▶ _GIVEN REQUEST A_: In the horse-biting thread below, how soon after a bite does Scoutrider say a pop must come to be an effective reprimand?

___ PAGE EXTRACT ___

# My horse bit me.



## xoSonnyLove1234 (May 31, 2009)

Right when he bites you say eh or bark in a stern tone. Also I guess pop him but if you do you have to do it right then and there you cant wait 1 min to do it


----------



## Scoutrider (Jun 4, 2009)

Yes, done properly (as in within three seconds or less of the bite), popping him can be an effective reprimand. Any longer after that timespan and the pop will do nothing but confuse him. Ideally, if he bites, INSTANTLY pop/squeal, and then put his feet to work and get some sign or respect from him. Either back him up until he is listening/backing willingly, put him on a circle and do some NH lunging (with lots of directional changes) until he's giving you one of the signs or respect/relaxation (inside ear on you, licking/chewing, etc.). What you're telling him is that it is a very bad idea to bite an Alpha horse (you), and that you will push him out of your space and make him work more than he would like to if he tries.


----------



## churumbeque (Dec 20, 2009)

I would rather pull there whiskers so they don't get shy of your hand popping them. Do you feed him treats? That will make a horse bite. I have never had a horse bite that hadn't been given treats.


----------



## SydLovesJackers (Jan 18, 2010)

He will get apples occasionally. Never a daily thing or when he does bad. 
He probably gets an apple at maximum once a week. sometimes not even once a week.


----------



## Tasia (Aug 17, 2009)

POP THAT SUCKER! There is no excuse for bitting and it needs to be stopped there and then. 
Tasia


----------



## FlyinSoLow (Jan 5, 2010)

...if it makes you feel better think of it more like him running into your fist :lol:


----------



## Tennessee (Dec 7, 2008)

Ya know what I do when a horse bites me? I bite him back. 

Let's just say after the second or third time they take a swipe and I show them who is boss, I ain't got to worry about that little problem anymore.


----------



## masatisan (Jan 12, 2009)

My guy has a tenancy to nip very quickly if he is nervous, it's a very sudden thing and takes less than a second, so it's easier just to try and keep him relaxed in the first place. On the other hand, he also nips me when hes bored. When he does that, he gets a pop on the corner of his mouth.

Sounds like your guy might have just gotten a little exited about trotting. I would have jerked the lead and yelled, then taken a closer hold to his head on the lead rope for better control, and tried again.


----------



## Marecare (Jan 1, 2009)

Mine bit me too!


----------



## Vidaloco (Sep 14, 2007)

Marecare^^^ funny! 
I go by the 3 second rule, if I can discipline them within that time frame then do it, otherwise forget it. He didn't do it because he was mad at you. It was probably more of a "I don't want to run anymore and you can't make me" gesture.
One of mine came running at me, bit my arm and knocked me on my butt :lol:By the time I collected myself, it was too late to do much of anything. I still have the scar from that bite. Be glad it wasn't in the face or someplace where a scar would be more noticible.


----------



## CharliGirl (Nov 16, 2009)

^^^That picture made me giggle.

___ INPUT ROWS ___

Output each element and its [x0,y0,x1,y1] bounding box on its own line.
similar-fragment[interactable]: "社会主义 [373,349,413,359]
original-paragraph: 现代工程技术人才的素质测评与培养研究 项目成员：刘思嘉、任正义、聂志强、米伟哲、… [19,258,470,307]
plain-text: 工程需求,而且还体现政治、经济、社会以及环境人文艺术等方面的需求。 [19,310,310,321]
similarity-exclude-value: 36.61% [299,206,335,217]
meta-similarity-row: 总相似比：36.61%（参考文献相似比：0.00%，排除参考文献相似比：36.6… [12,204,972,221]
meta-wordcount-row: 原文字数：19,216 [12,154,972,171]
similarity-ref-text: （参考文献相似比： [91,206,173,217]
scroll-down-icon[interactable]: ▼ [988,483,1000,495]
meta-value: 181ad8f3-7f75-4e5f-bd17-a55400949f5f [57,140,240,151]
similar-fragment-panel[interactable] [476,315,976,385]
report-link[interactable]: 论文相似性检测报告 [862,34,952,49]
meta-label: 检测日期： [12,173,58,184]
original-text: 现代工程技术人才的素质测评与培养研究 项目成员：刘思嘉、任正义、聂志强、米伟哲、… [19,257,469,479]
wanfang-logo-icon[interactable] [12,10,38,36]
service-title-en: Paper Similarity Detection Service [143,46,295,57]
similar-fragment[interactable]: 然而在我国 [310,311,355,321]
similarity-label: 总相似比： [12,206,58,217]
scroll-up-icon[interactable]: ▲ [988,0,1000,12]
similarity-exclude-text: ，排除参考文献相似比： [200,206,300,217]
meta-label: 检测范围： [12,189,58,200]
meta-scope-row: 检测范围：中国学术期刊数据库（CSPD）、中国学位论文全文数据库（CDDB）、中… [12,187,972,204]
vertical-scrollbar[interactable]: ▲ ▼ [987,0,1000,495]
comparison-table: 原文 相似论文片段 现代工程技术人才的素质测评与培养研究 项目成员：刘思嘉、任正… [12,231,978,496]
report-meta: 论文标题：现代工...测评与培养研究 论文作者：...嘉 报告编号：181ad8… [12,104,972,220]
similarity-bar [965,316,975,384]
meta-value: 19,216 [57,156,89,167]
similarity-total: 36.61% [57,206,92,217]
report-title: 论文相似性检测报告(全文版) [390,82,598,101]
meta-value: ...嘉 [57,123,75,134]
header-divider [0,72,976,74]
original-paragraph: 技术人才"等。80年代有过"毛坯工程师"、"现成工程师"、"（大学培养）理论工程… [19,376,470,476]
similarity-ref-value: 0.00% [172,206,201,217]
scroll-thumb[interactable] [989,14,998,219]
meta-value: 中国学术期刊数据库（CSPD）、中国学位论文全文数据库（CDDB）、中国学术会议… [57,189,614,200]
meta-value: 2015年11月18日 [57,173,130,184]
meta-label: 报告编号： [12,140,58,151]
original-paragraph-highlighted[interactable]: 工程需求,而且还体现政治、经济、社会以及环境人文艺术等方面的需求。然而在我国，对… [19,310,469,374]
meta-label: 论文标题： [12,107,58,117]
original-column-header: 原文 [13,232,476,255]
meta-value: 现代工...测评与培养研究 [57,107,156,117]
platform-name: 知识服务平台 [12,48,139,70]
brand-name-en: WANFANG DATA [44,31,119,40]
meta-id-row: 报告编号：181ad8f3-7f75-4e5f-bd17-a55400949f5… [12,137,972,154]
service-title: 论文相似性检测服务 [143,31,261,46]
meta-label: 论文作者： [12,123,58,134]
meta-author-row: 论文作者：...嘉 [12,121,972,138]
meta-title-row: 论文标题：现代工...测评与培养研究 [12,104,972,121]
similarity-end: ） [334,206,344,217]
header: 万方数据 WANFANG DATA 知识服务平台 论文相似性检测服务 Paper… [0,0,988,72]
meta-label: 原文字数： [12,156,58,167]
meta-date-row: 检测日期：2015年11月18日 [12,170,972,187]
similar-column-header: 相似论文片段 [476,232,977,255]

___

▶ _GIVEN REQUEST B_: Copy the records word for word, from their first line up to and including the line that contains "meta-label: 检测范围： [12,189,58,200]".

▶ _WORKED ANSWER A_: Within three seconds or less of the bite.

▶ _WORKED ANSWER B_:
Output each element and its [x0,y0,x1,y1] bounding box on its own line.
similar-fragment[interactable]: "社会主义 [373,349,413,359]
original-paragraph: 现代工程技术人才的素质测评与培养研究 项目成员：刘思嘉、任正义、聂志强、米伟哲、… [19,258,470,307]
plain-text: 工程需求,而且还体现政治、经济、社会以及环境人文艺术等方面的需求。 [19,310,310,321]
similarity-exclude-value: 36.61% [299,206,335,217]
meta-similarity-row: 总相似比：36.61%（参考文献相似比：0.00%，排除参考文献相似比：36.6… [12,204,972,221]
meta-wordcount-row: 原文字数：19,216 [12,154,972,171]
similarity-ref-text: （参考文献相似比： [91,206,173,217]
scroll-down-icon[interactable]: ▼ [988,483,1000,495]
meta-value: 181ad8f3-7f75-4e5f-bd17-a55400949f5f [57,140,240,151]
similar-fragment-panel[interactable] [476,315,976,385]
report-link[interactable]: 论文相似性检测报告 [862,34,952,49]
meta-label: 检测日期： [12,173,58,184]
original-text: 现代工程技术人才的素质测评与培养研究 项目成员：刘思嘉、任正义、聂志强、米伟哲、… [19,257,469,479]
wanfang-logo-icon[interactable] [12,10,38,36]
service-title-en: Paper Similarity Detection Service [143,46,295,57]
similar-fragment[interactable]: 然而在我国 [310,311,355,321]
similarity-label: 总相似比： [12,206,58,217]
scroll-up-icon[interactable]: ▲ [988,0,1000,12]
similarity-exclude-text: ，排除参考文献相似比： [200,206,300,217]
meta-label: 检测范围： [12,189,58,200]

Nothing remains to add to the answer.